*Written request*: Return each line containing the string "cosα".

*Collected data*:
+--

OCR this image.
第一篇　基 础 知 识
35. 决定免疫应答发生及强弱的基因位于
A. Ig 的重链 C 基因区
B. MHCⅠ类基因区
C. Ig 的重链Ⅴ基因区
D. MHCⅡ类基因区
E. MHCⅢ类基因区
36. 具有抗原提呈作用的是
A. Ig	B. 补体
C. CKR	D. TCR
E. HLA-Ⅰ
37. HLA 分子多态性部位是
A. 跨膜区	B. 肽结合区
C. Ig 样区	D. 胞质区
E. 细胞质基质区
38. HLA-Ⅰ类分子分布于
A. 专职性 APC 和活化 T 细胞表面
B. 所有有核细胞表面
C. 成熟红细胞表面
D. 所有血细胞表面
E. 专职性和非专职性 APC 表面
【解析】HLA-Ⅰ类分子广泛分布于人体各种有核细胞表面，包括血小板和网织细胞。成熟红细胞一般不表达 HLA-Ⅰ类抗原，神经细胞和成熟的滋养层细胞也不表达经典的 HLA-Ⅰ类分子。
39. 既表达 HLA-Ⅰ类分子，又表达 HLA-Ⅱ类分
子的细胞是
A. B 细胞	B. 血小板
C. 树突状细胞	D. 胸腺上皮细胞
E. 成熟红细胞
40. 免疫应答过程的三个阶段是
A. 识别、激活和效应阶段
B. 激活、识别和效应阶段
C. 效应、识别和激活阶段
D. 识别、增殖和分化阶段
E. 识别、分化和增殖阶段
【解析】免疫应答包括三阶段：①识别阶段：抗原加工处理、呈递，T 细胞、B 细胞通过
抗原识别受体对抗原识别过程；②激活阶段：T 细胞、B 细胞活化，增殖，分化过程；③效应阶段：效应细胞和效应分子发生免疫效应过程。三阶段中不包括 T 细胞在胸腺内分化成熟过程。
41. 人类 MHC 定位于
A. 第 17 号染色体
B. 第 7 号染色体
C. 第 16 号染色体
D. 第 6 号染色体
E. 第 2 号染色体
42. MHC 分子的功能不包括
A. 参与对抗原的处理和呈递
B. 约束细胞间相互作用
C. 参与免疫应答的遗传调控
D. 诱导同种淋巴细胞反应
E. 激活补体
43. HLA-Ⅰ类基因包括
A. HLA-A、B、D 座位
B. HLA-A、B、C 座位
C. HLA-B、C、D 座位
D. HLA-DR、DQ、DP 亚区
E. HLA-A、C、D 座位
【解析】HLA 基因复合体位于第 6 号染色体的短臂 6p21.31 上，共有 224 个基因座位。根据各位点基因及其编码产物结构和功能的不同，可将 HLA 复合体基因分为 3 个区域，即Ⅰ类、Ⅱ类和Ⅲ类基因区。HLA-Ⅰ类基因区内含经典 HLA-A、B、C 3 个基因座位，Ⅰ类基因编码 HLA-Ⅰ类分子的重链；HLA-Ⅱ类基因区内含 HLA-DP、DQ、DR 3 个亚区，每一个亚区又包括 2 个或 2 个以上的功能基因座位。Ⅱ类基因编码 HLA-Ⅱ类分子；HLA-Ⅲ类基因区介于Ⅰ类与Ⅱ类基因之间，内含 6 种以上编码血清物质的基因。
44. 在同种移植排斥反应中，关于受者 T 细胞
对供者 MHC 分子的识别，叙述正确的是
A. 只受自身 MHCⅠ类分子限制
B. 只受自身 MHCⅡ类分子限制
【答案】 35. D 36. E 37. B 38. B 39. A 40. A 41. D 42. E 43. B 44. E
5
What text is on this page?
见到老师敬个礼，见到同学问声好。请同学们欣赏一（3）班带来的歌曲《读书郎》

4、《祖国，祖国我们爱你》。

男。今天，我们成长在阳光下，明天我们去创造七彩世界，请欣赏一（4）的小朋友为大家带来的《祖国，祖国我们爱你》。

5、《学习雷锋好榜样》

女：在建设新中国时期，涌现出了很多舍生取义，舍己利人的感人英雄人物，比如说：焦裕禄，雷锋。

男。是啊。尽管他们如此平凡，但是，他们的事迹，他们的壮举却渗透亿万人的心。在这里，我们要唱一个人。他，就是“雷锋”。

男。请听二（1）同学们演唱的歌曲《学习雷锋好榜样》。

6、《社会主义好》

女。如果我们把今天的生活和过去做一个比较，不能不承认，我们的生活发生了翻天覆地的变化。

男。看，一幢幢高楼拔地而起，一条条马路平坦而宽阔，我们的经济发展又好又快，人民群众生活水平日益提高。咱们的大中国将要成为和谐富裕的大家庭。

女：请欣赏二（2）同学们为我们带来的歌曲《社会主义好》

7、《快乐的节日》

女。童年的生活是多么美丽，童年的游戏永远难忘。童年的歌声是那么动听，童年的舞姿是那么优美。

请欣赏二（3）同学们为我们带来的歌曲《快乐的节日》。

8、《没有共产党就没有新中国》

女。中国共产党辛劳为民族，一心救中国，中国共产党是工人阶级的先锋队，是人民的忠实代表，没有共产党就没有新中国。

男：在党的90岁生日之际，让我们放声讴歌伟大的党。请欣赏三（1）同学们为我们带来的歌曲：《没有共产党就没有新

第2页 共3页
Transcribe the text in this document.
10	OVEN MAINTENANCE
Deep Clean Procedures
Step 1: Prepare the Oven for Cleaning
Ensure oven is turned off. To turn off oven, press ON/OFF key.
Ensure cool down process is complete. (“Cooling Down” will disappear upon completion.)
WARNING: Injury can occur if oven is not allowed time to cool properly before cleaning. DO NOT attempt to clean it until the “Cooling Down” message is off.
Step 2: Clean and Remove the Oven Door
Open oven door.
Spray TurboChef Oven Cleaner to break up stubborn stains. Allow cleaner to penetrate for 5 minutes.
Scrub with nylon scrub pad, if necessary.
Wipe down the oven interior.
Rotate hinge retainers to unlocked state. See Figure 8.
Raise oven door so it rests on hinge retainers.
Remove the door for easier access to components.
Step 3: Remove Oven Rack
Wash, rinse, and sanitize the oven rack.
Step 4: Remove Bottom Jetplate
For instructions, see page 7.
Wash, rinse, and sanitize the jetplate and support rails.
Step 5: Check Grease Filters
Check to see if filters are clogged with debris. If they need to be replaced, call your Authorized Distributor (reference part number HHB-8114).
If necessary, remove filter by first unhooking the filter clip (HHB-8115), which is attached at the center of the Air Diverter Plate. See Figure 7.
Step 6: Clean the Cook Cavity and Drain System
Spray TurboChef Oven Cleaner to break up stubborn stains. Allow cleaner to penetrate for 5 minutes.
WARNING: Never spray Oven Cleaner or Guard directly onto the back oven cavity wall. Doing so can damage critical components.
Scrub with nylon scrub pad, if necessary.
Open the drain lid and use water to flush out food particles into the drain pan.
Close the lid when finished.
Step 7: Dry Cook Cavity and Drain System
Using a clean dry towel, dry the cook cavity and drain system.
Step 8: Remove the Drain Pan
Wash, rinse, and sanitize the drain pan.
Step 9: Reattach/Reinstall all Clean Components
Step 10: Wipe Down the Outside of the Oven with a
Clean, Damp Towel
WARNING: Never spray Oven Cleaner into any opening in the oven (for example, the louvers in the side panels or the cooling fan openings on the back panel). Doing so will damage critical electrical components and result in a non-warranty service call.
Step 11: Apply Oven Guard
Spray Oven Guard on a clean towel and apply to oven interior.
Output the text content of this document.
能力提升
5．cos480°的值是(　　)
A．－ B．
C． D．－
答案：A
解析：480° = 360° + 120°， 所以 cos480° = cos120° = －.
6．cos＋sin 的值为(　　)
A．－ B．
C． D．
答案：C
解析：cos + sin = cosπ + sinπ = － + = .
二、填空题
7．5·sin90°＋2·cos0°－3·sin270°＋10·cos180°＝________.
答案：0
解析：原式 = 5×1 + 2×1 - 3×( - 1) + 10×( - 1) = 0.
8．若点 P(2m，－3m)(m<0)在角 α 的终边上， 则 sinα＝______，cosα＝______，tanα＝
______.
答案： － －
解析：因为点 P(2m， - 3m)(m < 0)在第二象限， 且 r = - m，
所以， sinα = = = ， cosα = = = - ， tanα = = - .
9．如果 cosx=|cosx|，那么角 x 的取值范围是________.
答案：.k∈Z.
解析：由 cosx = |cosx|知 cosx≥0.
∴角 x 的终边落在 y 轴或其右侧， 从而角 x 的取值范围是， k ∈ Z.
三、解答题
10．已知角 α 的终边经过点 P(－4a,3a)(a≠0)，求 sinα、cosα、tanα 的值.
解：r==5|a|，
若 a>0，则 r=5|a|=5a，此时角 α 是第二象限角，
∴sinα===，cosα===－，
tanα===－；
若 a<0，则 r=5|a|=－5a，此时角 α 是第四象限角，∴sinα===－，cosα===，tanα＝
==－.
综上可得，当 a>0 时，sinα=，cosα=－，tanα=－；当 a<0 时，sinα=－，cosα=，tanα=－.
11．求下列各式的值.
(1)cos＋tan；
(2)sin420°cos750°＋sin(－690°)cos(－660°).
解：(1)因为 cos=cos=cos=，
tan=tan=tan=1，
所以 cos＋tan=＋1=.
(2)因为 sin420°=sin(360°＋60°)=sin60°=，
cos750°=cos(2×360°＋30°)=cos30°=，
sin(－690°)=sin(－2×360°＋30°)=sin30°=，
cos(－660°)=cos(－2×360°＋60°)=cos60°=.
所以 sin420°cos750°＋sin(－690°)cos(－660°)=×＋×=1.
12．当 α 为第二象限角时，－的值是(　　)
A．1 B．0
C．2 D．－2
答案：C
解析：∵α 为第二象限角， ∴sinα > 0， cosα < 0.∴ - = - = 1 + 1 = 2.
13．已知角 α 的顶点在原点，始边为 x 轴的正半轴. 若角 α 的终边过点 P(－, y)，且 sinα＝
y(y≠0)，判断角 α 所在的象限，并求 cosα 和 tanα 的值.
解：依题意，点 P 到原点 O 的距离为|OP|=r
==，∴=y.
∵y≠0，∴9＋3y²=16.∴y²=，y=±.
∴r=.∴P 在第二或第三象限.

+--

*Answer for this exercise*:
8．若点 P(2m，－3m)(m<0)在角 α 的终边上， 则 sinα＝______，cosα＝______，tanα＝
所以， sinα = = = ， cosα = = = - ， tanα = = - .
10．已知角 α 的终边经过点 P(－4a,3a)(a≠0)，求 sinα、cosα、tanα 的值.
∴sinα===，cosα===－，
若 a<0，则 r=5|a|=－5a，此时角 α 是第四象限角，∴sinα===－，cosα===，tanα＝
综上可得，当 a>0 时，sinα=，cosα=－，tanα=－；当 a<0 时，sinα=－，cosα=，tanα=－.
解析：∵α 为第二象限角， ∴sinα > 0， cosα < 0.∴ - = - = 1 + 1 = 2.
y(y≠0)，判断角 α 所在的象限，并求 cosα 和 tanα 的值.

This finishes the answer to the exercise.